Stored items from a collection
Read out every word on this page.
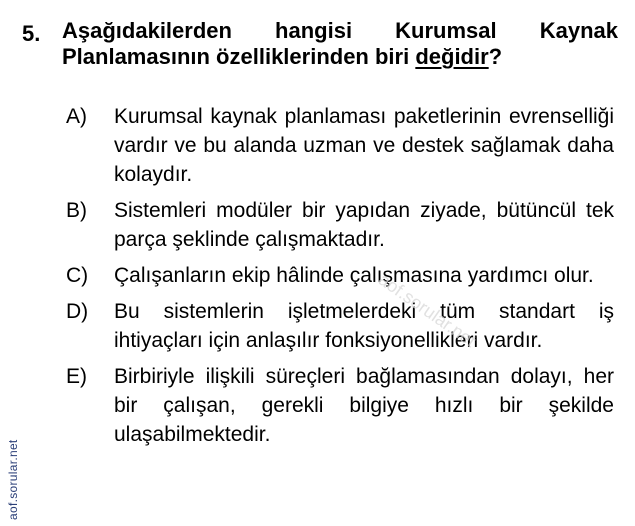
5. Aşağıdakilerden hangisi Kurumsal Kaynak Planlamasının özelliklerinden biri değidir?
A)	Kurumsal kaynak planlaması paketlerinin evrenselliği vardır ve bu alanda uzman ve destek sağlamak daha kolaydır.
B)	Sistemleri modüler bir yapıdan ziyade, bütüncül tek parça şeklinde çalışmaktadır.
C)	Çalışanların ekip hâlinde çalışmasına yardımcı olur.
D)	Bu sistemlerin işletmelerdeki tüm standart iş ihtiyaçları için anlaşılır fonksiyonellikleri vardır.
E)	Birbiriyle ilişkili süreçleri bağlamasından dolayı, her bir çalışan, gerekli bilgiye hızlı bir şekilde ulaşabilmektedir.
aof.sorular.net
aof.sorular.net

◆ BRIEF
Copy every record above exactly as written, but leave out the pictures.

◆ RESPONSE TO THE TASK
Read out every word on this page.
5. Aşağıdakilerden hangisi Kurumsal Kaynak Planlamasının özelliklerinden biri değidir?
A)	Kurumsal kaynak planlaması paketlerinin evrenselliği vardır ve bu alanda uzman ve destek sağlamak daha kolaydır.
B)	Sistemleri modüler bir yapıdan ziyade, bütüncül tek parça şeklinde çalışmaktadır.
C)	Çalışanların ekip hâlinde çalışmasına yardımcı olur.
D)	Bu sistemlerin işletmelerdeki tüm standart iş ihtiyaçları için anlaşılır fonksiyonellikleri vardır.
E)	Birbiriyle ilişkili süreçleri bağlamasından dolayı, her bir çalışan, gerekli bilgiye hızlı bir şekilde ulaşabilmektedir.
aof.sorular.net
aof.sorular.net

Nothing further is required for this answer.